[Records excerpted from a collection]
++++++++
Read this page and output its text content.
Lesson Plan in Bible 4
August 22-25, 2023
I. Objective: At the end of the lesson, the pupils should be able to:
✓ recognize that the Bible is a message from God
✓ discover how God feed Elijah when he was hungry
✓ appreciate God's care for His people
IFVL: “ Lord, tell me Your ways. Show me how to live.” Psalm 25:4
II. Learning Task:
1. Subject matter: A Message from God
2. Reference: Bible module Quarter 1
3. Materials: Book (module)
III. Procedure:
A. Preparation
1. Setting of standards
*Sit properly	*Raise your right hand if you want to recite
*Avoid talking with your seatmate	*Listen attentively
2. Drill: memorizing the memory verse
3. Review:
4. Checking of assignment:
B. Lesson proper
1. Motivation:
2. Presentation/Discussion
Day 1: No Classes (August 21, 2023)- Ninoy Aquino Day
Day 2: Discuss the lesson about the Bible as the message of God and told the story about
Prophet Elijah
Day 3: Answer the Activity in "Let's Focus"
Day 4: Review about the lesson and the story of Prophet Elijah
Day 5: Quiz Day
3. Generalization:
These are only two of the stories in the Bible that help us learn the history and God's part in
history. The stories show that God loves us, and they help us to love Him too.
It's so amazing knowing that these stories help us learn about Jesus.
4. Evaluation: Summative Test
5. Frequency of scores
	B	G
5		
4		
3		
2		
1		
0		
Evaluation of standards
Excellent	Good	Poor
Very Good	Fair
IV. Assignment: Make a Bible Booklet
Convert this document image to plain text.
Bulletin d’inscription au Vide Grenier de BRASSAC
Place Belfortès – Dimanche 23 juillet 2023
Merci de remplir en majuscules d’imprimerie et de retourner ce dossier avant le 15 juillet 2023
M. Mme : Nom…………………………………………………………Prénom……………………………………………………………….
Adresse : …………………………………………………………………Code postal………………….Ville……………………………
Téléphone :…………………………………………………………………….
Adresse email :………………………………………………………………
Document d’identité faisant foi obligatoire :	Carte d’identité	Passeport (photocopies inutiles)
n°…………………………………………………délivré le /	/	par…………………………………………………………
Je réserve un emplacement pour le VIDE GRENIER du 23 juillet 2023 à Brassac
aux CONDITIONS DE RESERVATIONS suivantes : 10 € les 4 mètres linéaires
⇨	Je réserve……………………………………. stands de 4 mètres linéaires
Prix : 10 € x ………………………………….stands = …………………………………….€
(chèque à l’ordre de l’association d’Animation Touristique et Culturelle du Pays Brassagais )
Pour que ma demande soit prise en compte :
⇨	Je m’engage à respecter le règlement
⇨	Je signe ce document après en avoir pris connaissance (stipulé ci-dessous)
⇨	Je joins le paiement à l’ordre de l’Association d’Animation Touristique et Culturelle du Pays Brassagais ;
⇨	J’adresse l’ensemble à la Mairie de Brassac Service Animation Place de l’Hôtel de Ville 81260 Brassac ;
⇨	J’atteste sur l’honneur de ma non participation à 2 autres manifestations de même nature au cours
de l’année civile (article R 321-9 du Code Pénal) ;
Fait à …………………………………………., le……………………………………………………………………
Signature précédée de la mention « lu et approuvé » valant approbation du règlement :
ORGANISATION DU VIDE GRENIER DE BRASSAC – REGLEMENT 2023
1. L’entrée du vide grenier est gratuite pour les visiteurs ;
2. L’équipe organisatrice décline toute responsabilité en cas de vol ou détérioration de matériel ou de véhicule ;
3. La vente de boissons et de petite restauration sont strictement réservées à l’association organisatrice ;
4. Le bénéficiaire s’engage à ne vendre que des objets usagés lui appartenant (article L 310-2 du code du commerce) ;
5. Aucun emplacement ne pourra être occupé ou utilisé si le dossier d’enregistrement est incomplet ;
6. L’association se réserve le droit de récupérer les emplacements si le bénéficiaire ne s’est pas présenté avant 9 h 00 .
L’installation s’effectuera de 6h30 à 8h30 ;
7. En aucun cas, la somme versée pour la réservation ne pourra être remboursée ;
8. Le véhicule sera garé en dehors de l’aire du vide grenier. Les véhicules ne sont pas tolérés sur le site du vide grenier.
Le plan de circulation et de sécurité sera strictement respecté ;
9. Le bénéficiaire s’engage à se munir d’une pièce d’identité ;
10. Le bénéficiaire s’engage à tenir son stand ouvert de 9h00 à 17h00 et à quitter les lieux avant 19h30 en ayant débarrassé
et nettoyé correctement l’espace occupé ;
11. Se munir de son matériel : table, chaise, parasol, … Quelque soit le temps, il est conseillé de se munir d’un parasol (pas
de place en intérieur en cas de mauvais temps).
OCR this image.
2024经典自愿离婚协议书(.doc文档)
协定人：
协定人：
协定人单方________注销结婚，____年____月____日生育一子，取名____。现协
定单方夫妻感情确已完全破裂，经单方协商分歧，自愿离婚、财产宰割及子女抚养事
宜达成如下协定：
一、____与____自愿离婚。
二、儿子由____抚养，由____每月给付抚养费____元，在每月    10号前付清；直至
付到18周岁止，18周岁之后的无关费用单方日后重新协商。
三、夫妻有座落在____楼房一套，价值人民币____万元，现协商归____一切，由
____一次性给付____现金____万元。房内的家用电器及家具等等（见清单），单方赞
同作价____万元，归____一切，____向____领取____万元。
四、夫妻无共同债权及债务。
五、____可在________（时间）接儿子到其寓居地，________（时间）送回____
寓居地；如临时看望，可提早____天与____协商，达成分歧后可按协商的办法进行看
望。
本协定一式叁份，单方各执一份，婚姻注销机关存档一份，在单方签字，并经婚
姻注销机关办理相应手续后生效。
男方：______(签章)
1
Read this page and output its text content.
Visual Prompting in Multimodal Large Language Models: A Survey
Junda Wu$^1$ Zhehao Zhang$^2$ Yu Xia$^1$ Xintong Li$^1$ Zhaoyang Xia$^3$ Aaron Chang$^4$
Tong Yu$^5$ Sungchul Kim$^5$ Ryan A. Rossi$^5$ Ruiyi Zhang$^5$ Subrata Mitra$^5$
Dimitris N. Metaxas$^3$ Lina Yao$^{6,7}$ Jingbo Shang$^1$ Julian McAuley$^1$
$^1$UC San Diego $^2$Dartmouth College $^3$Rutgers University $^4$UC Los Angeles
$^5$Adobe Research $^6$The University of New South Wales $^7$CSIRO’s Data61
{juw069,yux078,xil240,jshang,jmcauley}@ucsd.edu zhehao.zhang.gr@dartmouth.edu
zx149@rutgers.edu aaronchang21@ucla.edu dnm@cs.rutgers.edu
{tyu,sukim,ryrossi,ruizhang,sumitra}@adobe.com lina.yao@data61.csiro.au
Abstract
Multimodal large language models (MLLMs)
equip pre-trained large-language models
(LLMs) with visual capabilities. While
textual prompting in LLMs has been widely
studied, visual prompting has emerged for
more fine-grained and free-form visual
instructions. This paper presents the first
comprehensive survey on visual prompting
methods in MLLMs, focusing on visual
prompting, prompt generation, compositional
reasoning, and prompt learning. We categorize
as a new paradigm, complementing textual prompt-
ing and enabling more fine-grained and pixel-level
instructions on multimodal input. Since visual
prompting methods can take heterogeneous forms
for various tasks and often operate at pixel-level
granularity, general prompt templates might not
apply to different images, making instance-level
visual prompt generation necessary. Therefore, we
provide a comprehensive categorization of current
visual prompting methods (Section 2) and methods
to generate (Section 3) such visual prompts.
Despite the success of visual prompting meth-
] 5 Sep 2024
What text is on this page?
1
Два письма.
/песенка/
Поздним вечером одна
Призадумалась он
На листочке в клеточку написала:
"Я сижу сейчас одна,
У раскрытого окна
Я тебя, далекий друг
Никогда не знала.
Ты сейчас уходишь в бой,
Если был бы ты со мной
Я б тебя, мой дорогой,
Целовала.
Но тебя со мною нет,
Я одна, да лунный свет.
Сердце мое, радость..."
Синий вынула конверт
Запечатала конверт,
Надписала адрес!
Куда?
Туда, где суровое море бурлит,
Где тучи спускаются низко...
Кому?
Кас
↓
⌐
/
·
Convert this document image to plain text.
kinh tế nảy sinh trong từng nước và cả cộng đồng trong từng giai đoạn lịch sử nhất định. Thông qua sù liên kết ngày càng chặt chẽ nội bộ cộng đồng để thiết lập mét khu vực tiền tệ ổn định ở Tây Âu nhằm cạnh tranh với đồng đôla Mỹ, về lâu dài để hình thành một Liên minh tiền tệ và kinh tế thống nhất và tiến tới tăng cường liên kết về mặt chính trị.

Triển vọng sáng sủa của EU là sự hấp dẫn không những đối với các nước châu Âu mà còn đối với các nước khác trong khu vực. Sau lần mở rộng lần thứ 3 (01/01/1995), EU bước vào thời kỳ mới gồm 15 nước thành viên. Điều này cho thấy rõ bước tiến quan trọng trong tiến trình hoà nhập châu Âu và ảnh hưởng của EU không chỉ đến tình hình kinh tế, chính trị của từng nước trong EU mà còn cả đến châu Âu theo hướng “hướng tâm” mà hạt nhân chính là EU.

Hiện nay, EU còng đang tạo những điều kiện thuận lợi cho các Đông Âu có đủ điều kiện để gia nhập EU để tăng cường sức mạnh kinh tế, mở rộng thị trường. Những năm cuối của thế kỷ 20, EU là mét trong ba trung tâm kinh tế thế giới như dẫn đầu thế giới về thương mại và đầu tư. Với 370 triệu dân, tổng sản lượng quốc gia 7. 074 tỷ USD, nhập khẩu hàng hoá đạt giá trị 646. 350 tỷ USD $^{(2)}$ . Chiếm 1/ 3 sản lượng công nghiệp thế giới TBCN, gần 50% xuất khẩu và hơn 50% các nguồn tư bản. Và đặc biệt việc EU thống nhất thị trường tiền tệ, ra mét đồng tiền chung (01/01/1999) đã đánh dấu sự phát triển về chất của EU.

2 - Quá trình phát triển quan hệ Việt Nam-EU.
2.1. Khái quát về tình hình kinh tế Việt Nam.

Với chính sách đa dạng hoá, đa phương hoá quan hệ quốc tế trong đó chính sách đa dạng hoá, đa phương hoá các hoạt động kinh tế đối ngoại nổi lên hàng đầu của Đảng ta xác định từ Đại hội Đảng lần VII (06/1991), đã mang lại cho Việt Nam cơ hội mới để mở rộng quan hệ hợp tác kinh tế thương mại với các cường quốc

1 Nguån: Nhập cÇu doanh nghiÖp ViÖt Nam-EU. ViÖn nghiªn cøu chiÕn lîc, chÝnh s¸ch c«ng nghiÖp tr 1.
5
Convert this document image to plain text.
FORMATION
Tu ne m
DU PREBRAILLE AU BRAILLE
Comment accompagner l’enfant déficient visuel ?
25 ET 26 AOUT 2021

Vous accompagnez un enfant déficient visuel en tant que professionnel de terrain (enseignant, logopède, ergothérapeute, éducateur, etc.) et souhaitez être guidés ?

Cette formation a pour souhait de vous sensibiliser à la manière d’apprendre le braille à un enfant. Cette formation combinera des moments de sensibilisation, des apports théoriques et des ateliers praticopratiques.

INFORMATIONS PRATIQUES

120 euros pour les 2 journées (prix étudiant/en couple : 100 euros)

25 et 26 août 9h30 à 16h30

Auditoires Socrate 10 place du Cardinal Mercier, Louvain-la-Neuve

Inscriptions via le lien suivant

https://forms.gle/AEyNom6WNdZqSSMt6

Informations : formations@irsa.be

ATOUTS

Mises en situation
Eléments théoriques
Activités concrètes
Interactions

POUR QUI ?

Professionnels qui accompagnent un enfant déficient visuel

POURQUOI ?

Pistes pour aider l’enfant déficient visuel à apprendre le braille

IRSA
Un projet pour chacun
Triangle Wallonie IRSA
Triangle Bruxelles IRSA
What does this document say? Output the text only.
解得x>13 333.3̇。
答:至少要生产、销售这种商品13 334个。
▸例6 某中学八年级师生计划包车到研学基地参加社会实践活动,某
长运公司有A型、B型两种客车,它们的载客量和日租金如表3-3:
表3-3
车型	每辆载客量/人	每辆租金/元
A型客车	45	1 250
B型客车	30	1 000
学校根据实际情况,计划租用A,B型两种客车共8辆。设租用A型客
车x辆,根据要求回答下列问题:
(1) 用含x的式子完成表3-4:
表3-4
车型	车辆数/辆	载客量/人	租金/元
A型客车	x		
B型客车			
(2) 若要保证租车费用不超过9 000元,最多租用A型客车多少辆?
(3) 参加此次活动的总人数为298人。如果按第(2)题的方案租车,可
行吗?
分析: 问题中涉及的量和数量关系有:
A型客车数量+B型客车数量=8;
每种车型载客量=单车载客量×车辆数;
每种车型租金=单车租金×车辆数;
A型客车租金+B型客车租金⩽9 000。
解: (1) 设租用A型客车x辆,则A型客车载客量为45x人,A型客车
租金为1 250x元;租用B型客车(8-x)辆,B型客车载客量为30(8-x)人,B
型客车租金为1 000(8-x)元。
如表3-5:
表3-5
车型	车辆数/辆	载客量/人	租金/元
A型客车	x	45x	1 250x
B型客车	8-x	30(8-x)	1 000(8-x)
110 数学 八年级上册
++++++++
_Problem description_
Look back over the material above and state how many lines hold the word "MLLMs". Write the number and nothing else.

_Completed task_
2